▼▼▼
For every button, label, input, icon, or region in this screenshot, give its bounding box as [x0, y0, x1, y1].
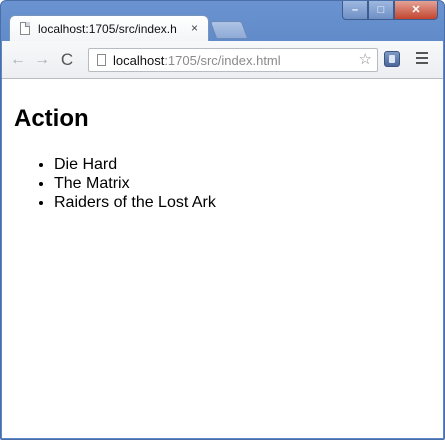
- window-controls: – □ ✕: [342, 1, 438, 21]
- reload-icon[interactable]: C: [57, 50, 77, 70]
- menu-icon[interactable]: [416, 52, 428, 64]
- tab-title: localhost:1705/src/index.h: [38, 22, 177, 36]
- list-item: Die Hard: [54, 155, 216, 174]
- list-item: Raiders of the Lost Ark: [54, 193, 216, 212]
- address-bar[interactable]: localhost:1705/src/index.html ☆: [88, 48, 378, 72]
- maximize-button[interactable]: □: [368, 1, 394, 20]
- browser-tab[interactable]: localhost:1705/src/index.h ×: [9, 15, 209, 41]
- toolbar: ← → C localhost:1705/src/index.html ☆: [2, 41, 443, 79]
- tab-strip: localhost:1705/src/index.h × – □ ✕: [1, 1, 444, 41]
- url-path: :1705/src/index.html: [164, 53, 281, 68]
- page-heading: Action: [14, 105, 89, 132]
- url-text[interactable]: localhost:1705/src/index.html: [113, 52, 281, 69]
- movie-list: Die Hard The Matrix Raiders of the Lost …: [14, 155, 216, 212]
- browser-window: localhost:1705/src/index.h × – □ ✕ ← → C…: [0, 0, 445, 440]
- list-item: The Matrix: [54, 174, 216, 193]
- close-button[interactable]: ✕: [394, 1, 438, 20]
- page-icon: [20, 22, 30, 35]
- page-content: Action Die Hard The Matrix Raiders of th…: [2, 79, 443, 438]
- extension-icon[interactable]: [384, 51, 400, 67]
- url-host: localhost: [113, 53, 165, 68]
- minimize-button[interactable]: –: [342, 1, 368, 20]
- page-icon: [97, 54, 106, 66]
- forward-arrow-icon[interactable]: →: [32, 50, 52, 70]
- back-arrow-icon[interactable]: ←: [8, 50, 28, 70]
- new-tab-button[interactable]: [209, 21, 249, 39]
- tab-close-button[interactable]: ×: [191, 21, 198, 36]
- star-icon[interactable]: ☆: [359, 51, 372, 69]
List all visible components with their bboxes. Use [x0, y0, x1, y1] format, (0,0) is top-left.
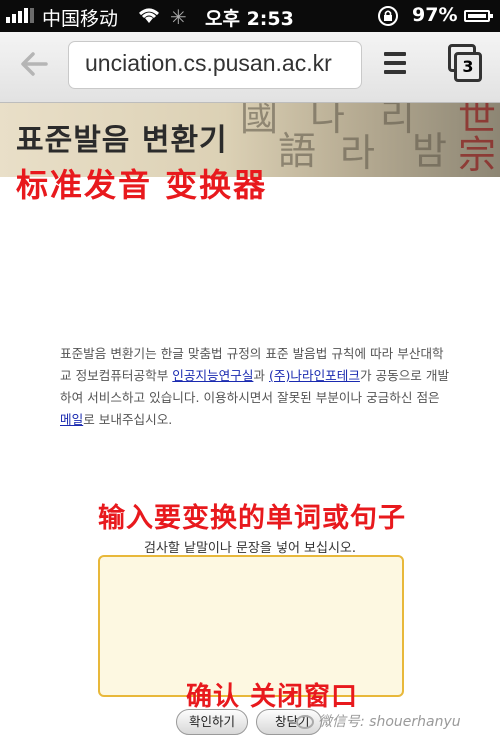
- url-field[interactable]: unciation.cs.pusan.ac.kr: [68, 41, 362, 89]
- banner-decor: 宗: [458, 133, 497, 177]
- description-part: 과: [253, 368, 269, 383]
- menu-icon[interactable]: [384, 52, 406, 76]
- ai-lab-link[interactable]: 인공지능연구실: [172, 368, 253, 383]
- banner-decor: 밤: [412, 129, 447, 173]
- banner-decor: 世: [458, 103, 497, 139]
- tabs-button[interactable]: 3: [448, 44, 484, 84]
- caption-input-cn: 输入要变换的单词或句子: [98, 503, 406, 534]
- signal-icon: [6, 8, 34, 23]
- loading-spinner-icon: ✳: [170, 5, 187, 29]
- battery-percentage: 97%: [412, 4, 458, 26]
- banner-decor: 리: [380, 103, 415, 139]
- watermark-text: 微信号: shouerhanyu: [318, 714, 461, 730]
- caption-title-cn: 标准发音 变换器: [16, 166, 268, 204]
- rotation-lock-icon: [376, 5, 400, 32]
- status-time: 오후 2:53: [205, 8, 294, 30]
- tab-count: 3: [454, 52, 482, 82]
- banner-decor: 라: [340, 131, 375, 175]
- web-page: 國 語 나 라 리 밤 世 宗 표준발음 변환기 标准发音 变换器 표준발음 변…: [0, 103, 500, 750]
- description-part: 로 보내주십시오.: [83, 412, 173, 427]
- back-arrow-icon[interactable]: [16, 46, 52, 82]
- caption-buttons-cn: 确认 关闭窗口: [186, 682, 359, 712]
- description-text: 표준발음 변환기는 한글 맞춤법 규정의 표준 발음법 규칙에 따라 부산대학교…: [60, 343, 450, 431]
- battery-icon: [464, 10, 493, 22]
- wechat-watermark: 微信号: shouerhanyu: [296, 710, 492, 734]
- wechat-icon: [296, 715, 314, 729]
- mail-link[interactable]: 메일: [60, 412, 83, 427]
- status-bar: 中国移动 ✳ 오후 2:53 97%: [0, 0, 500, 32]
- wifi-icon: [136, 5, 162, 30]
- confirm-button[interactable]: 확인하기: [176, 709, 248, 735]
- browser-toolbar: unciation.cs.pusan.ac.kr 3: [0, 32, 500, 103]
- page-title: 표준발음 변환기: [16, 123, 228, 158]
- banner-decor: 國: [240, 103, 279, 139]
- input-hint: 검사할 낱말이나 문장을 넣어 보십시오.: [143, 541, 357, 556]
- carrier-name: 中国移动: [42, 8, 119, 30]
- narainfotech-link[interactable]: (주)나라인포테크: [269, 368, 360, 383]
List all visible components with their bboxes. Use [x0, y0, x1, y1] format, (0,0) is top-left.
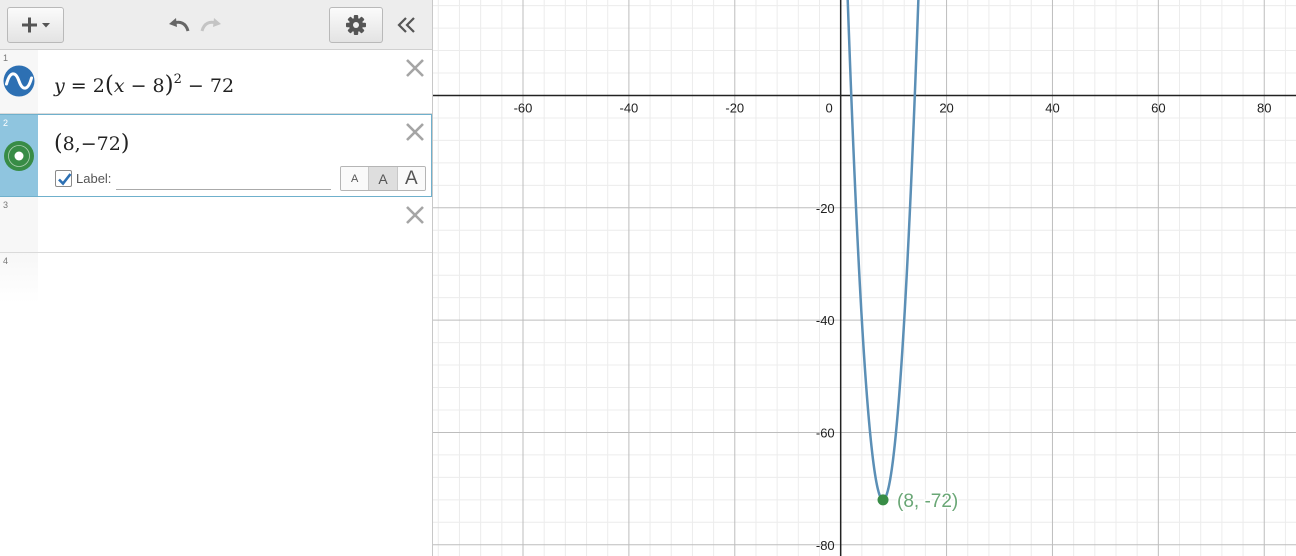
- close-icon: [406, 123, 424, 141]
- expression-math-2[interactable]: (8,−72): [54, 131, 129, 156]
- y-tick-label: -20: [816, 201, 835, 216]
- y-tick-label: -60: [816, 425, 835, 440]
- minor-grid: [433, 0, 1296, 556]
- y-tick-label: -80: [816, 538, 835, 553]
- x-tick-label: 0: [825, 100, 832, 115]
- undo-icon: [169, 18, 190, 32]
- curve-visibility-toggle[interactable]: [3, 65, 35, 97]
- expression-row-1[interactable]: 1 y = 2(x − 8)2 − 72: [0, 50, 432, 114]
- label-size-small-button[interactable]: A: [341, 167, 370, 190]
- expression-gutter: 2: [0, 115, 38, 196]
- major-grid: [433, 0, 1296, 556]
- expression-index: 1: [3, 53, 9, 63]
- y-tick-label: -40: [816, 313, 835, 328]
- expression-gutter: 4: [0, 253, 38, 303]
- expression-gutter: 1: [0, 50, 38, 113]
- point-icon: [4, 141, 34, 171]
- undo-button[interactable]: [164, 10, 194, 40]
- double-chevron-left-icon: [397, 17, 415, 33]
- label-size-selector: A A A: [340, 166, 426, 191]
- expression-row-2[interactable]: 2 (8,−72) Label: A A A: [0, 114, 432, 197]
- delete-expression-button[interactable]: [404, 57, 426, 79]
- point-label: (8, -72): [897, 491, 958, 512]
- expression-toolbar: [0, 0, 432, 50]
- redo-button[interactable]: [196, 10, 226, 40]
- redo-icon: [200, 18, 221, 32]
- gear-icon: [346, 15, 366, 35]
- x-tick-label: -60: [514, 100, 533, 115]
- label-caption: Label:: [76, 171, 112, 186]
- x-tick-label: -20: [725, 100, 744, 115]
- expression-row-4[interactable]: 4: [0, 253, 432, 303]
- add-expression-button[interactable]: [7, 7, 64, 43]
- close-icon: [406, 206, 424, 224]
- expression-index: 4: [3, 256, 9, 266]
- axes: [433, 0, 1296, 556]
- point-visibility-toggle[interactable]: [3, 140, 35, 172]
- label-size-large-button[interactable]: A: [397, 167, 425, 190]
- tick-labels: -60 -40 -20 0 20 40 60 80 -20 -40 -60 -80: [514, 100, 1272, 552]
- wave-curve-icon: [3, 65, 35, 97]
- x-tick-label: 60: [1151, 100, 1165, 115]
- settings-button[interactable]: [329, 7, 383, 43]
- x-tick-label: -40: [619, 100, 638, 115]
- plot-layer: (8, -72): [846, 0, 960, 513]
- collapse-panel-button[interactable]: [392, 10, 422, 40]
- expression-index: 2: [3, 118, 9, 128]
- label-size-medium-button[interactable]: A: [369, 167, 398, 190]
- close-icon: [406, 59, 424, 77]
- x-tick-label: 80: [1257, 100, 1271, 115]
- delete-expression-button[interactable]: [404, 121, 426, 143]
- x-tick-label: 40: [1045, 100, 1059, 115]
- expression-math-1[interactable]: y = 2(x − 8)2 − 72: [54, 72, 234, 98]
- graph-canvas[interactable]: -60 -40 -20 0 20 40 60 80 -20 -40 -60 -80 (8, -72): [433, 0, 1296, 556]
- plus-dropdown-icon: [21, 17, 50, 33]
- x-tick-label: 20: [939, 100, 953, 115]
- label-input[interactable]: [116, 171, 331, 190]
- vertex-point: [877, 494, 889, 506]
- expression-panel: 1 y = 2(x − 8)2 − 72 2 (8,−72) Label: A …: [0, 0, 433, 556]
- show-label-checkbox[interactable]: [55, 170, 72, 187]
- checkmark-icon: [58, 173, 72, 186]
- expression-index: 3: [3, 200, 9, 210]
- expression-gutter: 3: [0, 197, 38, 252]
- expression-row-3[interactable]: 3: [0, 197, 432, 253]
- delete-expression-button[interactable]: [404, 204, 426, 226]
▲▲▲
• [Requirements]
Rewrite the lines above as a Markdown table, starting at the line that contains "- close-icon: [406, 123, 424, 141]" and ending at the line that contains "- double-chevron-left-icon: [397, 17, 415, 33]". Use the columns No. and Entry, number each line, and omit any blank lines.

• [Full solution]
| No. | Entry |
|---|---|
| 1 | - close-icon: [406, 123, 424, 141] |
| 2 | - expression-math-2[interactable]: (8,−72): [54, 131, 129, 156] |
| 3 | - y-tick-label: -20: [816, 201, 835, 216] |
| 4 | - y-tick-label: -60: [816, 425, 835, 440] |
| 5 | - minor-grid: [433, 0, 1296, 556] |
| 6 | - y-tick-label: -80: [816, 538, 835, 553] |
| 7 | - x-tick-label: 0: [825, 100, 832, 115] |
| 8 | - undo-icon: [169, 18, 190, 32] |
| 9 | - curve-visibility-toggle[interactable]: [3, 65, 35, 97] |
| 10 | - expression-row-1[interactable]: 1 y = 2(x − 8)2 − 72: [0, 50, 432, 114] |
| 11 | - label-size-small-button[interactable]: A: [341, 167, 370, 190] |
| 12 | - expression-gutter: 2: [0, 115, 38, 196] |
| 13 | - major-grid: [433, 0, 1296, 556] |
| 14 | - expression-index: 1: [3, 53, 9, 63] |
| 15 | - y-tick-label: -40: [816, 313, 835, 328] |
| 16 | - expression-gutter: 4: [0, 253, 38, 303] |
| 17 | - expression-gutter: 1: [0, 50, 38, 113] |
| 18 | - point-icon: [4, 141, 34, 171] |
| 19 | - undo-button[interactable]: [164, 10, 194, 40] |
| 20 | - double-chevron-left-icon: [397, 17, 415, 33] |